--- PROBLEM DETAILS ---
Filter this data down to the lines that hold "Your", and copy them.

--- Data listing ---
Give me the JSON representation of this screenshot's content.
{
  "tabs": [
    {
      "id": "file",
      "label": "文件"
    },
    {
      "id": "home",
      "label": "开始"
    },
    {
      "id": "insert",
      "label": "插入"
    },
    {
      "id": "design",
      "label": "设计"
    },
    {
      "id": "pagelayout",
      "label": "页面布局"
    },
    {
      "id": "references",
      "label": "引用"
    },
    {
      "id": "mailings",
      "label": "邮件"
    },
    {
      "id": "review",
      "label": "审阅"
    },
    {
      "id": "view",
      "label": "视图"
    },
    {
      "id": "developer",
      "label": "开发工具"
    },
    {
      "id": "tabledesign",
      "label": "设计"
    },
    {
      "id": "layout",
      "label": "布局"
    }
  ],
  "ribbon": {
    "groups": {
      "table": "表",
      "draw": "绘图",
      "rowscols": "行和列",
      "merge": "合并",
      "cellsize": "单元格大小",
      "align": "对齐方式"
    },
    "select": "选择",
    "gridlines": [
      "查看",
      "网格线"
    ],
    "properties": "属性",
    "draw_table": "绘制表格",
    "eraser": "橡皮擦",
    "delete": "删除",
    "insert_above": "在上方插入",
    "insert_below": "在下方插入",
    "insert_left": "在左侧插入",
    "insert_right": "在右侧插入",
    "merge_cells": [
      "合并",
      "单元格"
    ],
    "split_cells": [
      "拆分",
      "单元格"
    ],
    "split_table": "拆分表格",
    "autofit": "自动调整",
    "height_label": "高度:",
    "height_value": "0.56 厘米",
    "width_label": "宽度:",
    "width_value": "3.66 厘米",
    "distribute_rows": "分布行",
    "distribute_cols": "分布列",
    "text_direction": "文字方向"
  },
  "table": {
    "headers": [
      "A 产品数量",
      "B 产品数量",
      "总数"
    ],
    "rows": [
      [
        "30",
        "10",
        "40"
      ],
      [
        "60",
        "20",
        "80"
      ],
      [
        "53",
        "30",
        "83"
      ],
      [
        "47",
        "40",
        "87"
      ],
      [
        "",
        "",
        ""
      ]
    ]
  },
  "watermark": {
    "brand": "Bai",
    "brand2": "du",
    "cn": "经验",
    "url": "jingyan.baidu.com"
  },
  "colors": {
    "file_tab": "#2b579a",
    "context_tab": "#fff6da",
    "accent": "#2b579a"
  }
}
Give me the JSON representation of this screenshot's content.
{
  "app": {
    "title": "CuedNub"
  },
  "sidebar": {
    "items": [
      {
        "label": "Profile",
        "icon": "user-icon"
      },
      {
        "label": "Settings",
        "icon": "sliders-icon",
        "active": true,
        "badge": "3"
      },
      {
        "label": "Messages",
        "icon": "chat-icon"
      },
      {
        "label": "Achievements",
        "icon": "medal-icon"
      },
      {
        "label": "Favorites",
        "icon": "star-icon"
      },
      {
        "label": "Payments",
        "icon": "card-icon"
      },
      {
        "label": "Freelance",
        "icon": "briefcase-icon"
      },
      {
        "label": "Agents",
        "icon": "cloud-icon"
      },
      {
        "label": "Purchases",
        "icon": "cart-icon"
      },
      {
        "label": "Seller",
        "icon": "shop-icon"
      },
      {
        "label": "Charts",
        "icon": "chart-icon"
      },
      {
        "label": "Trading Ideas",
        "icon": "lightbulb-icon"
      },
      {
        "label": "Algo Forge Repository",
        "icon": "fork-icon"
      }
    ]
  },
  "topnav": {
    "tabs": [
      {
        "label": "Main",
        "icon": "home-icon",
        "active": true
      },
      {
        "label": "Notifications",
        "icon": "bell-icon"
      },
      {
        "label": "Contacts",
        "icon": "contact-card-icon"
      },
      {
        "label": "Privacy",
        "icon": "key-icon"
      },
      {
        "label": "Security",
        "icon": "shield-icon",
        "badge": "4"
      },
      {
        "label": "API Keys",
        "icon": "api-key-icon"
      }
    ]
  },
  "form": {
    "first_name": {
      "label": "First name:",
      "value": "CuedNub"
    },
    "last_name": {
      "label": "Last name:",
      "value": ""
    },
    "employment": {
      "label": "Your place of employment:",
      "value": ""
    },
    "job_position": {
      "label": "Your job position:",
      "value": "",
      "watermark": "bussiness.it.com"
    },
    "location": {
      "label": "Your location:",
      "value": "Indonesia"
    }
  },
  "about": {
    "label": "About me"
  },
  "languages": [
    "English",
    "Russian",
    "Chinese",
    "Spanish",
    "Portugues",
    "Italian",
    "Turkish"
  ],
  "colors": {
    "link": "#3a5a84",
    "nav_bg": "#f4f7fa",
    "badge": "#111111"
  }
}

--- FINAL ANSWER ---
      "label": "Your place of employment:",
      "label": "Your job position:",
      "label": "Your location:",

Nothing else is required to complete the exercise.